## Stated exercise:
Restate the entries word for word, omitting nothing.

Recorded data:
>> begin

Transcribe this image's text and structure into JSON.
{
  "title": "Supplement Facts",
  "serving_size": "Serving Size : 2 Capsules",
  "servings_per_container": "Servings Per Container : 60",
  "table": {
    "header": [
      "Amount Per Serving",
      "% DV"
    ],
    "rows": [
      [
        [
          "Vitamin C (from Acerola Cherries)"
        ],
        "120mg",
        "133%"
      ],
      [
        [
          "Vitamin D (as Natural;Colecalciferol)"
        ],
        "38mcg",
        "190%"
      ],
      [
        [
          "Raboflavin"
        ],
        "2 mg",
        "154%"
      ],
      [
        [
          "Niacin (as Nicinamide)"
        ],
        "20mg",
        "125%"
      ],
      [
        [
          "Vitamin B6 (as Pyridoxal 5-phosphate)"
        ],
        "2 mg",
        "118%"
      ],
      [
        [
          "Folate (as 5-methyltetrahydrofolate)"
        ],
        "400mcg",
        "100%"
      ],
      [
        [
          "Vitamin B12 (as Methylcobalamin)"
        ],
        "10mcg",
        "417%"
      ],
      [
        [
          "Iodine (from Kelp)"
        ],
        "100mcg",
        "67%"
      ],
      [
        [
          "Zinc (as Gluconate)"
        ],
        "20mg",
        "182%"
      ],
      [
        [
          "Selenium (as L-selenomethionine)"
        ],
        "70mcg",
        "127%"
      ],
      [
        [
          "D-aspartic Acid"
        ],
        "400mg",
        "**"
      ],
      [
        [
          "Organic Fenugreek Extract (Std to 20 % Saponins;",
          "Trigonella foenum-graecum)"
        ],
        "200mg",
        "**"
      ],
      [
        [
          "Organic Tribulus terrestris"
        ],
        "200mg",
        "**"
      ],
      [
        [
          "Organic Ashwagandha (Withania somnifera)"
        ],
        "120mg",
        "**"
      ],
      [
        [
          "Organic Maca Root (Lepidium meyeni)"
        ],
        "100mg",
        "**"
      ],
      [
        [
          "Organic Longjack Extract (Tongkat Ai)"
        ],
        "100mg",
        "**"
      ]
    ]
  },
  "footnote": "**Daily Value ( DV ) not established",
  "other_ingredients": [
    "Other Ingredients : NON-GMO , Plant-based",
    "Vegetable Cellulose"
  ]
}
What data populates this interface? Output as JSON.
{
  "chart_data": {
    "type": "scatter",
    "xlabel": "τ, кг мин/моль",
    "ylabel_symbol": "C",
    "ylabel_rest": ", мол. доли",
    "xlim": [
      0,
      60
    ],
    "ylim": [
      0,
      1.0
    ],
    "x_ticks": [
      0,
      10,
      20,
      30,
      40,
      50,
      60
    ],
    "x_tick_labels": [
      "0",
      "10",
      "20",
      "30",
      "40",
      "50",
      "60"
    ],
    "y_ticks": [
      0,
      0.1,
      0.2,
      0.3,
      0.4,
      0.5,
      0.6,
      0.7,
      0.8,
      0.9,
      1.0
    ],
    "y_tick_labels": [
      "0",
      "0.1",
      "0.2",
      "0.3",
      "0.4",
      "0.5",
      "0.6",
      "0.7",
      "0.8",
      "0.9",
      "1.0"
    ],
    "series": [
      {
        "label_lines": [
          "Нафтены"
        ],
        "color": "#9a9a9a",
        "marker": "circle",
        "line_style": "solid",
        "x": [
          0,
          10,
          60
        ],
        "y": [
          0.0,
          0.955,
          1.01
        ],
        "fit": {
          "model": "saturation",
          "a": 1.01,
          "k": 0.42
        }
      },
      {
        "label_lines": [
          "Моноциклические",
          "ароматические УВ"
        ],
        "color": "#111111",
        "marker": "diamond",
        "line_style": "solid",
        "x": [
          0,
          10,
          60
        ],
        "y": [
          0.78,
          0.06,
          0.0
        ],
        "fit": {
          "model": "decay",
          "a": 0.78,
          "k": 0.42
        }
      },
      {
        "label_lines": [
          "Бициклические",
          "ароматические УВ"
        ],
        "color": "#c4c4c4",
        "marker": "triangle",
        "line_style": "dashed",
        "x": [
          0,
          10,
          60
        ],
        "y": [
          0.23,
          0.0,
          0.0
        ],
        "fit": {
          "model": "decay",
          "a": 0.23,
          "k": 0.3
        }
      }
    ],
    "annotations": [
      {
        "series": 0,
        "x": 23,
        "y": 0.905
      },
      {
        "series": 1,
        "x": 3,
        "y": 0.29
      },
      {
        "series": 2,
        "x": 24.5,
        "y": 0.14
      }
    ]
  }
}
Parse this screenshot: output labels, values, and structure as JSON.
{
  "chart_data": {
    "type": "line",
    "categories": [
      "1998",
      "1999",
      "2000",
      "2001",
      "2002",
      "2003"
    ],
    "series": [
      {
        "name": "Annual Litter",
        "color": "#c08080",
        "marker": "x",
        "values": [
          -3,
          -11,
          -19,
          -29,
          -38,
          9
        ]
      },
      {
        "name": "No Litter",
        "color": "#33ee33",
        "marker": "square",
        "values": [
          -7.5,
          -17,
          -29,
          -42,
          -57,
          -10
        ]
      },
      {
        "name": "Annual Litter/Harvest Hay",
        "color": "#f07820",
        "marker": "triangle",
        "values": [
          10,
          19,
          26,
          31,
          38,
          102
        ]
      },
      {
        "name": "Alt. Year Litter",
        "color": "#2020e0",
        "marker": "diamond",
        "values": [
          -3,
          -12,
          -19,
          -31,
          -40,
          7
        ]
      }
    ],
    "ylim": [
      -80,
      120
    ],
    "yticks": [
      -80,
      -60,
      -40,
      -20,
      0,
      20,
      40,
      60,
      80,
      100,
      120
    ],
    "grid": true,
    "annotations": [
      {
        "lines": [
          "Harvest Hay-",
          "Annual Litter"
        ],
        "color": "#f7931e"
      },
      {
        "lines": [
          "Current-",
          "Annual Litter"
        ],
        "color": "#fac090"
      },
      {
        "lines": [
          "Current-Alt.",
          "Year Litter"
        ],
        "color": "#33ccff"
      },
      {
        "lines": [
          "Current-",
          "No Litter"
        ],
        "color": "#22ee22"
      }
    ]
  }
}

>> end

## Exercise output:
Transcribe this image's text and structure into JSON.
{
  "title": "Supplement Facts",
  "serving_size": "Serving Size : 2 Capsules",
  "servings_per_container": "Servings Per Container : 60",
  "table": {
    "header": [
      "Amount Per Serving",
      "% DV"
    ],
    "rows": [
      [
        [
          "Vitamin C (from Acerola Cherries)"
        ],
        "120mg",
        "133%"
      ],
      [
        [
          "Vitamin D (as Natural;Colecalciferol)"
        ],
        "38mcg",
        "190%"
      ],
      [
        [
          "Raboflavin"
        ],
        "2 mg",
        "154%"
      ],
      [
        [
          "Niacin (as Nicinamide)"
        ],
        "20mg",
        "125%"
      ],
      [
        [
          "Vitamin B6 (as Pyridoxal 5-phosphate)"
        ],
        "2 mg",
        "118%"
      ],
      [
        [
          "Folate (as 5-methyltetrahydrofolate)"
        ],
        "400mcg",
        "100%"
      ],
      [
        [
          "Vitamin B12 (as Methylcobalamin)"
        ],
        "10mcg",
        "417%"
      ],
      [
        [
          "Iodine (from Kelp)"
        ],
        "100mcg",
        "67%"
      ],
      [
        [
          "Zinc (as Gluconate)"
        ],
        "20mg",
        "182%"
      ],
      [
        [
          "Selenium (as L-selenomethionine)"
        ],
        "70mcg",
        "127%"
      ],
      [
        [
          "D-aspartic Acid"
        ],
        "400mg",
        "**"
      ],
      [
        [
          "Organic Fenugreek Extract (Std to 20 % Saponins;",
          "Trigonella foenum-graecum)"
        ],
        "200mg",
        "**"
      ],
      [
        [
          "Organic Tribulus terrestris"
        ],
        "200mg",
        "**"
      ],
      [
        [
          "Organic Ashwagandha (Withania somnifera)"
        ],
        "120mg",
        "**"
      ],
      [
        [
          "Organic Maca Root (Lepidium meyeni)"
        ],
        "100mg",
        "**"
      ],
      [
        [
          "Organic Longjack Extract (Tongkat Ai)"
        ],
        "100mg",
        "**"
      ]
    ]
  },
  "footnote": "**Daily Value ( DV ) not established",
  "other_ingredients": [
    "Other Ingredients : NON-GMO , Plant-based",
    "Vegetable Cellulose"
  ]
}
What data populates this interface? Output as JSON.
{
  "chart_data": {
    "type": "scatter",
    "xlabel": "τ, кг мин/моль",
    "ylabel_symbol": "C",
    "ylabel_rest": ", мол. доли",
    "xlim": [
      0,
      60
    ],
    "ylim": [
      0,
      1.0
    ],
    "x_ticks": [
      0,
      10,
      20,
      30,
      40,
      50,
      60
    ],
    "x_tick_labels": [
      "0",
      "10",
      "20",
      "30",
      "40",
      "50",
      "60"
    ],
    "y_ticks": [
      0,
      0.1,
      0.2,
      0.3,
      0.4,
      0.5,
      0.6,
      0.7,
      0.8,
      0.9,
      1.0
    ],
    "y_tick_labels": [
      "0",
      "0.1",
      "0.2",
      "0.3",
      "0.4",
      "0.5",
      "0.6",
      "0.7",
      "0.8",
      "0.9",
      "1.0"
    ],
    "series": [
      {
        "label_lines": [
          "Нафтены"
        ],
        "color": "#9a9a9a",
        "marker": "circle",
        "line_style": "solid",
        "x": [
          0,
          10,
          60
        ],
        "y": [
          0.0,
          0.955,
          1.01
        ],
        "fit": {
          "model": "saturation",
          "a": 1.01,
          "k": 0.42
        }
      },
      {
        "label_lines": [
          "Моноциклические",
          "ароматические УВ"
        ],
        "color": "#111111",
        "marker": "diamond",
        "line_style": "solid",
        "x": [
          0,
          10,
          60
        ],
        "y": [
          0.78,
          0.06,
          0.0
        ],
        "fit": {
          "model": "decay",
          "a": 0.78,
          "k": 0.42
        }
      },
      {
        "label_lines": [
          "Бициклические",
          "ароматические УВ"
        ],
        "color": "#c4c4c4",
        "marker": "triangle",
        "line_style": "dashed",
        "x": [
          0,
          10,
          60
        ],
        "y": [
          0.23,
          0.0,
          0.0
        ],
        "fit": {
          "model": "decay",
          "a": 0.23,
          "k": 0.3
        }
      }
    ],
    "annotations": [
      {
        "series": 0,
        "x": 23,
        "y": 0.905
      },
      {
        "series": 1,
        "x": 3,
        "y": 0.29
      },
      {
        "series": 2,
        "x": 24.5,
        "y": 0.14
      }
    ]
  }
}
Parse this screenshot: output labels, values, and structure as JSON.
{
  "chart_data": {
    "type": "line",
    "categories": [
      "1998",
      "1999",
      "2000",
      "2001",
      "2002",
      "2003"
    ],
    "series": [
      {
        "name": "Annual Litter",
        "color": "#c08080",
        "marker": "x",
        "values": [
          -3,
          -11,
          -19,
          -29,
          -38,
          9
        ]
      },
      {
        "name": "No Litter",
        "color": "#33ee33",
        "marker": "square",
        "values": [
          -7.5,
          -17,
          -29,
          -42,
          -57,
          -10
        ]
      },
      {
        "name": "Annual Litter/Harvest Hay",
        "color": "#f07820",
        "marker": "triangle",
        "values": [
          10,
          19,
          26,
          31,
          38,
          102
        ]
      },
      {
        "name": "Alt. Year Litter",
        "color": "#2020e0",
        "marker": "diamond",
        "values": [
          -3,
          -12,
          -19,
          -31,
          -40,
          7
        ]
      }
    ],
    "ylim": [
      -80,
      120
    ],
    "yticks": [
      -80,
      -60,
      -40,
      -20,
      0,
      20,
      40,
      60,
      80,
      100,
      120
    ],
    "grid": true,
    "annotations": [
      {
        "lines": [
          "Harvest Hay-",
          "Annual Litter"
        ],
        "color": "#f7931e"
      },
      {
        "lines": [
          "Current-",
          "Annual Litter"
        ],
        "color": "#fac090"
      },
      {
        "lines": [
          "Current-Alt.",
          "Year Litter"
        ],
        "color": "#33ccff"
      },
      {
        "lines": [
          "Current-",
          "No Litter"
        ],
        "color": "#22ee22"
      }
    ]
  }
}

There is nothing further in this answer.